▸ **SHORT EXERCISE**:
Repeat each entry in full, exactly.

[Dataset rows]
····················

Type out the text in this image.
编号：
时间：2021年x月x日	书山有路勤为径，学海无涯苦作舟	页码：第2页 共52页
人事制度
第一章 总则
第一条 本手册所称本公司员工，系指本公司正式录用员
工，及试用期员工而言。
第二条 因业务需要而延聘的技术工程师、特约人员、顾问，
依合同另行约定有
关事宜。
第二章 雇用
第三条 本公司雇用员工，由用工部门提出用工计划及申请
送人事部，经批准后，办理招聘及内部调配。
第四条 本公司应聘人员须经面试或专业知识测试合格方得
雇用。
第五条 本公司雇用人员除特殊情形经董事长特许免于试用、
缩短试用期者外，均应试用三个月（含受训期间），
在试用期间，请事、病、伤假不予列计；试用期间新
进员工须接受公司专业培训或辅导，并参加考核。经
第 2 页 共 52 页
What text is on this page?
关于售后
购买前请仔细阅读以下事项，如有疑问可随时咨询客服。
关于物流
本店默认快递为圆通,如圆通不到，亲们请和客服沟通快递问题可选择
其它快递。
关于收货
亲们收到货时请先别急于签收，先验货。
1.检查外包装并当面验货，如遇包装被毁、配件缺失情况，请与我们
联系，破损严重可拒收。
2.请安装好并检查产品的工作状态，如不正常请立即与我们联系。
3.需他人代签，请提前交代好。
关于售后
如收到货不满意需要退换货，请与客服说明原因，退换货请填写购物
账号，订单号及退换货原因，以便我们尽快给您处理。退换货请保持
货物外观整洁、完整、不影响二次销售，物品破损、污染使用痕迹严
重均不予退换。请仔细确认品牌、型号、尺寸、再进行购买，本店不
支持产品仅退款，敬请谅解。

····················

▸ **SOLUTION TO THIS EXERCISE**:
Type out the text in this image.
编号：
时间：2021年x月x日	书山有路勤为径，学海无涯苦作舟	页码：第2页 共52页
人事制度
第一章 总则
第一条 本手册所称本公司员工，系指本公司正式录用员
工，及试用期员工而言。
第二条 因业务需要而延聘的技术工程师、特约人员、顾问，
依合同另行约定有
关事宜。
第二章 雇用
第三条 本公司雇用员工，由用工部门提出用工计划及申请
送人事部，经批准后，办理招聘及内部调配。
第四条 本公司应聘人员须经面试或专业知识测试合格方得
雇用。
第五条 本公司雇用人员除特殊情形经董事长特许免于试用、
缩短试用期者外，均应试用三个月（含受训期间），
在试用期间，请事、病、伤假不予列计；试用期间新
进员工须接受公司专业培训或辅导，并参加考核。经
第 2 页 共 52 页
What text is on this page?
关于售后
购买前请仔细阅读以下事项，如有疑问可随时咨询客服。
关于物流
本店默认快递为圆通,如圆通不到，亲们请和客服沟通快递问题可选择
其它快递。
关于收货
亲们收到货时请先别急于签收，先验货。
1.检查外包装并当面验货，如遇包装被毁、配件缺失情况，请与我们
联系，破损严重可拒收。
2.请安装好并检查产品的工作状态，如不正常请立即与我们联系。
3.需他人代签，请提前交代好。
关于售后
如收到货不满意需要退换货，请与客服说明原因，退换货请填写购物
账号，订单号及退换货原因，以便我们尽快给您处理。退换货请保持
货物外观整洁、完整、不影响二次销售，物品破损、污染使用痕迹严
重均不予退换。请仔细确认品牌、型号、尺寸、再进行购买，本店不
支持产品仅退款，敬请谅解。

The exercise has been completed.